» **THE TASK**
Copy out all lines in the data below containing the string "JSON".

Stored data
------------

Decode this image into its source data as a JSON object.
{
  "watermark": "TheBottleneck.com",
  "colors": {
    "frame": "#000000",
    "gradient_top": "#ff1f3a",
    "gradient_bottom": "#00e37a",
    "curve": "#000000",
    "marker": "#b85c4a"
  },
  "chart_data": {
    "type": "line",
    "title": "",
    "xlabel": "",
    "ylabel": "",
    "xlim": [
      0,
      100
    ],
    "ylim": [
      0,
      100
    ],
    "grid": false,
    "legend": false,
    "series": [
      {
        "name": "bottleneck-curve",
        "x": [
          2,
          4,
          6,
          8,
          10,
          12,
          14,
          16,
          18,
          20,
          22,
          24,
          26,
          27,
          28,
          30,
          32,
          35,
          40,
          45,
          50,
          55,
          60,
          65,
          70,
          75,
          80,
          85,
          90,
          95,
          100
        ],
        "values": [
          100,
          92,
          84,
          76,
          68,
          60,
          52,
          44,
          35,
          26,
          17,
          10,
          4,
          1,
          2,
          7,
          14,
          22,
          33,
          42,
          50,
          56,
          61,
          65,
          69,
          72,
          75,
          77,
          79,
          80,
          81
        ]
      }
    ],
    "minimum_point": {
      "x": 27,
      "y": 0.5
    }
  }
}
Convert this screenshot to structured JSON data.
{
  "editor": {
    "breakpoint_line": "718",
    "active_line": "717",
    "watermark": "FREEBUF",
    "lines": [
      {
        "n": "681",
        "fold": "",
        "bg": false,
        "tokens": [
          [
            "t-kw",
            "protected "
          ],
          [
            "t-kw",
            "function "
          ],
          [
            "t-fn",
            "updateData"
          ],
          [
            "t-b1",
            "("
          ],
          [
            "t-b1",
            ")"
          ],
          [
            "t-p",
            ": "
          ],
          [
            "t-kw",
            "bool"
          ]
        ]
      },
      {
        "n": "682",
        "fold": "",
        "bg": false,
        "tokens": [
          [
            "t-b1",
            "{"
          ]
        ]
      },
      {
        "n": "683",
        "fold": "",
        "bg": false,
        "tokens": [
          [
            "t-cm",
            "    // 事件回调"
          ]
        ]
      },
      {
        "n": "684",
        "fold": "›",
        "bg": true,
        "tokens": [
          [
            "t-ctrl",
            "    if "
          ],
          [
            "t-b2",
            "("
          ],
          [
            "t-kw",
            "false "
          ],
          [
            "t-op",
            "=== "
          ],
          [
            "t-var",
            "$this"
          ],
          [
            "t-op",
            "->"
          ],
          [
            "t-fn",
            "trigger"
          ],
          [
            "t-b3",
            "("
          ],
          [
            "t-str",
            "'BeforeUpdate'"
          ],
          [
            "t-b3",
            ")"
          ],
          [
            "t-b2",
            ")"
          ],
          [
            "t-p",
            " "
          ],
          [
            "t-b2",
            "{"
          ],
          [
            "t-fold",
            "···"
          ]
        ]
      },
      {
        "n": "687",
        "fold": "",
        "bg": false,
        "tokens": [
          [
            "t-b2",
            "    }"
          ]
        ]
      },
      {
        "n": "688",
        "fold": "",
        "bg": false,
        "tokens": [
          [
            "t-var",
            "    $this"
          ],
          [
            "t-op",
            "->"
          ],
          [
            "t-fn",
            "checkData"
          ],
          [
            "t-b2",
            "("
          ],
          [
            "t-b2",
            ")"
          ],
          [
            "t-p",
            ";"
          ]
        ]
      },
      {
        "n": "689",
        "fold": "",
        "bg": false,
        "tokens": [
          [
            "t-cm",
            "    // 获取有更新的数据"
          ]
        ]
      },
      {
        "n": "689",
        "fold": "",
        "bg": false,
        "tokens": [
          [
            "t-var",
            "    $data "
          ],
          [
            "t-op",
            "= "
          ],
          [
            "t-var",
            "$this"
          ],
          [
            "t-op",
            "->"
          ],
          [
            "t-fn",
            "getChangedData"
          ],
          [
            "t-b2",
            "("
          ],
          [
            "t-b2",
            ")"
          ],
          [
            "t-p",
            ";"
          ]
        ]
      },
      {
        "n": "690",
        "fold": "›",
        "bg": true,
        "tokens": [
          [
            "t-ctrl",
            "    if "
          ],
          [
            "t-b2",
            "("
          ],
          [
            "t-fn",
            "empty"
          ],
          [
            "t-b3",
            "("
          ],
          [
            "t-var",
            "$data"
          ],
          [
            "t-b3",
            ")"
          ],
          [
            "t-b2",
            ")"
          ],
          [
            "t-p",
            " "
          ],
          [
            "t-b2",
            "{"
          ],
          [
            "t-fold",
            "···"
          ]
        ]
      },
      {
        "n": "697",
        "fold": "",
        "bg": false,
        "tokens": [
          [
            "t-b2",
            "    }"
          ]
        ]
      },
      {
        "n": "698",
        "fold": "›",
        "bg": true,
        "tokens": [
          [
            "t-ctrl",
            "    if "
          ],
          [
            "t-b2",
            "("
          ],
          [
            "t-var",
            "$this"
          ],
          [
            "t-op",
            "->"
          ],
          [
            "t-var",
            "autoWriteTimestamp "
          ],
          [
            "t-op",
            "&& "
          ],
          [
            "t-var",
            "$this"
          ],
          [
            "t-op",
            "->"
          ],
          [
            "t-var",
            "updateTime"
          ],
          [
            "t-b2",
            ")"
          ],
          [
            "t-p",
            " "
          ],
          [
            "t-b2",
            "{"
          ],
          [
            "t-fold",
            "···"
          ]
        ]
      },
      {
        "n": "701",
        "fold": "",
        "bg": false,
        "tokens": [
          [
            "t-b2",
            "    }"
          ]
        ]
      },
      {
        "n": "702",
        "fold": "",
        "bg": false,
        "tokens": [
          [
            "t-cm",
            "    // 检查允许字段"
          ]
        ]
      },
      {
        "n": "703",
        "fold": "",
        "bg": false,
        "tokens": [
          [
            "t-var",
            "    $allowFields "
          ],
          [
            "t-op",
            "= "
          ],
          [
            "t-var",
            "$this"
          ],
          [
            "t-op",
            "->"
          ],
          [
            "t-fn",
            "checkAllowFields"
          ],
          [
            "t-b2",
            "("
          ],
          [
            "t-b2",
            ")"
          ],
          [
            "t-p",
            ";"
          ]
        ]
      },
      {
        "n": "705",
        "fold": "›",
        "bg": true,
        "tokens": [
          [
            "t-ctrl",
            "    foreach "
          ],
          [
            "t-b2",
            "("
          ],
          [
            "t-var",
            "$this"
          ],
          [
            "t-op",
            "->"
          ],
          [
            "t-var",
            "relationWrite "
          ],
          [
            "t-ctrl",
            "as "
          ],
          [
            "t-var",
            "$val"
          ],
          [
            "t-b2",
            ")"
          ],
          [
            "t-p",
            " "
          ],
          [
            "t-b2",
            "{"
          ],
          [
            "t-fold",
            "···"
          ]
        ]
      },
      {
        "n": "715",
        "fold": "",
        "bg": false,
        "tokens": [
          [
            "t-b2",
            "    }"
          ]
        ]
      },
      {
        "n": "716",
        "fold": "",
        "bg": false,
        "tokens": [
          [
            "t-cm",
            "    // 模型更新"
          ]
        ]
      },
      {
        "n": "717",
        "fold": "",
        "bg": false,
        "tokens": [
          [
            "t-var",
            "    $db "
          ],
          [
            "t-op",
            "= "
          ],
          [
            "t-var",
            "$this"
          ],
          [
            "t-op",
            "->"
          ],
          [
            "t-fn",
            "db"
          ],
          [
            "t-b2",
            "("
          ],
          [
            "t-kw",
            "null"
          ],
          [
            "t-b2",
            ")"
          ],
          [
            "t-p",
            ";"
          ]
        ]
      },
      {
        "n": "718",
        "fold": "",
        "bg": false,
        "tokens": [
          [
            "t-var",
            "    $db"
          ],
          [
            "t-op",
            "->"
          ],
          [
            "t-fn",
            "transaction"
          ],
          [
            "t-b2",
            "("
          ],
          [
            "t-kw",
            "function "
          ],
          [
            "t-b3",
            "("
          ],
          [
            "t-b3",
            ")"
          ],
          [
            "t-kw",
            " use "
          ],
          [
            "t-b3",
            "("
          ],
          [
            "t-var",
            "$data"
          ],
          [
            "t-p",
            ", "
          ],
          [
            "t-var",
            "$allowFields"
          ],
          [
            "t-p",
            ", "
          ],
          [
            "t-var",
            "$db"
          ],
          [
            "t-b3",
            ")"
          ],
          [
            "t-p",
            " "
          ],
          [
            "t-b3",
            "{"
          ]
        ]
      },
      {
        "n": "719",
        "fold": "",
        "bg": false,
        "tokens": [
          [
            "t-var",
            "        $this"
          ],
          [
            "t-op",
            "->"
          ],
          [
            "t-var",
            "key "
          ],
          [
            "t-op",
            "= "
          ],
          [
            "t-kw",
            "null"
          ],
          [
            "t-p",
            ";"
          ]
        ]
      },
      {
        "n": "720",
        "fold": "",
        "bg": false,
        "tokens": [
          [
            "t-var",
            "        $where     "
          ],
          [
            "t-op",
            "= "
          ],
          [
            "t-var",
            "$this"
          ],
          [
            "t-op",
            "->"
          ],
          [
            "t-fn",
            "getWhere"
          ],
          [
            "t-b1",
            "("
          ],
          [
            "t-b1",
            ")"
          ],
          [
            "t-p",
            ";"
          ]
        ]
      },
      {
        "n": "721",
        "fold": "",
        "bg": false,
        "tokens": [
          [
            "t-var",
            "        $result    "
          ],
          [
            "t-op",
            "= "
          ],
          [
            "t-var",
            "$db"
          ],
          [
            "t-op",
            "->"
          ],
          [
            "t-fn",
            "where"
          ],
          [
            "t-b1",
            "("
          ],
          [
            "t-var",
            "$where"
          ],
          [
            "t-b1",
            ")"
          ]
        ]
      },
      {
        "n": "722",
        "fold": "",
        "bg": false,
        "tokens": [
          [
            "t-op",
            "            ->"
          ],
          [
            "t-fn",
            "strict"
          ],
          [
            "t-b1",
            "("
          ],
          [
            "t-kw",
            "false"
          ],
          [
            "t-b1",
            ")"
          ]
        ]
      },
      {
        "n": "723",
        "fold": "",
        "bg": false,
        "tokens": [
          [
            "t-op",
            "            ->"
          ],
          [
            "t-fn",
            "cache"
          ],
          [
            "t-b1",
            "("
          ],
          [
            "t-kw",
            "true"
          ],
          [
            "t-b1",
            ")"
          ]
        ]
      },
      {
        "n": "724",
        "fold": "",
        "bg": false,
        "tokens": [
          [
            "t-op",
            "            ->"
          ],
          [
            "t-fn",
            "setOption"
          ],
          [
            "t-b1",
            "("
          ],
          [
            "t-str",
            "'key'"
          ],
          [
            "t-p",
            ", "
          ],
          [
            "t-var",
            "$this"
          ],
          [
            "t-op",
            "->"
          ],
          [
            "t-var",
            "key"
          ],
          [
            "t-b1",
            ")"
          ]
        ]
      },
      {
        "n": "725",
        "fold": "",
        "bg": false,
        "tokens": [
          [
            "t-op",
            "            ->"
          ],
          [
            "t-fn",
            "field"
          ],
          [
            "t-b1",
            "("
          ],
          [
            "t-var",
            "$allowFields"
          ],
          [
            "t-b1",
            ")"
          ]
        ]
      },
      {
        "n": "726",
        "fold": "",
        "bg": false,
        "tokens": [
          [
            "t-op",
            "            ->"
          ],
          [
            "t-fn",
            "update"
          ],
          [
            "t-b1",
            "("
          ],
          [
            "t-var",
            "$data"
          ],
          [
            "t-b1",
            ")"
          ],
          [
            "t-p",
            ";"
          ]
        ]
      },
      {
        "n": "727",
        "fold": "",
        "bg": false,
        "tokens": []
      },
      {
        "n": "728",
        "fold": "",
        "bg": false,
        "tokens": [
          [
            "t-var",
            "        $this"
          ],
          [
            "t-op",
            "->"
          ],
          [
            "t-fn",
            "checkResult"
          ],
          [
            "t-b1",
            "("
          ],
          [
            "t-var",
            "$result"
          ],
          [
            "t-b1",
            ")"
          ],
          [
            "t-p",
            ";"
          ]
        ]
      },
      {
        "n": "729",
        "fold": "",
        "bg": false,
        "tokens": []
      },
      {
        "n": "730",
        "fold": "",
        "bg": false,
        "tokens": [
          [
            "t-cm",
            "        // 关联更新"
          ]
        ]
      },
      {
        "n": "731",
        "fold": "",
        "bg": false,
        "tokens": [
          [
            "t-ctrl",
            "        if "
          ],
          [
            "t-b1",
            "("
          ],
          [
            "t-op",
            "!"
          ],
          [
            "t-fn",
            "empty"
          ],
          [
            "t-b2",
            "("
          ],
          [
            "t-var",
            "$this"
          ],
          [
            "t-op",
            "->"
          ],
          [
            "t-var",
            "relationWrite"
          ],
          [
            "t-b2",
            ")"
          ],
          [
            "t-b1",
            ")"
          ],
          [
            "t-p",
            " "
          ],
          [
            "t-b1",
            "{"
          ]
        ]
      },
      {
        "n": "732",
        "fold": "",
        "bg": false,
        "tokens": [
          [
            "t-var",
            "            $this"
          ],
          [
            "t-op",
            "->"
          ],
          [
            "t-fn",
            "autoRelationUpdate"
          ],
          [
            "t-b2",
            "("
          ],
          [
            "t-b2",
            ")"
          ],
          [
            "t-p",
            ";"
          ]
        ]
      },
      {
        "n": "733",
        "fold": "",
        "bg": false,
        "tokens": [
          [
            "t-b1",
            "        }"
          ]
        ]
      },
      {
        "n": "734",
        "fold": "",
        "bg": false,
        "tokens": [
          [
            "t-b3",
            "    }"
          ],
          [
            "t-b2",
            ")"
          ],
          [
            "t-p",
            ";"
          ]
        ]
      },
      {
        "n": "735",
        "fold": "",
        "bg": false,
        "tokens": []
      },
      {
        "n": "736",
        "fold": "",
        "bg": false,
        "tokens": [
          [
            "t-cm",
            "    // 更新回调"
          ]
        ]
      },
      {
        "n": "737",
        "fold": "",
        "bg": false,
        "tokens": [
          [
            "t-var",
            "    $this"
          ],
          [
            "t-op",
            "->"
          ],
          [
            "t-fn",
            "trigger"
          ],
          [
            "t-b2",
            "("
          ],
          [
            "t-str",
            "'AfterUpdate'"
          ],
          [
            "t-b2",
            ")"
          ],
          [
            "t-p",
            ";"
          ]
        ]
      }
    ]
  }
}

------------

» **WRITTEN ANSWER**
Decode this image into its source data as a JSON object.
Convert this screenshot to structured JSON data.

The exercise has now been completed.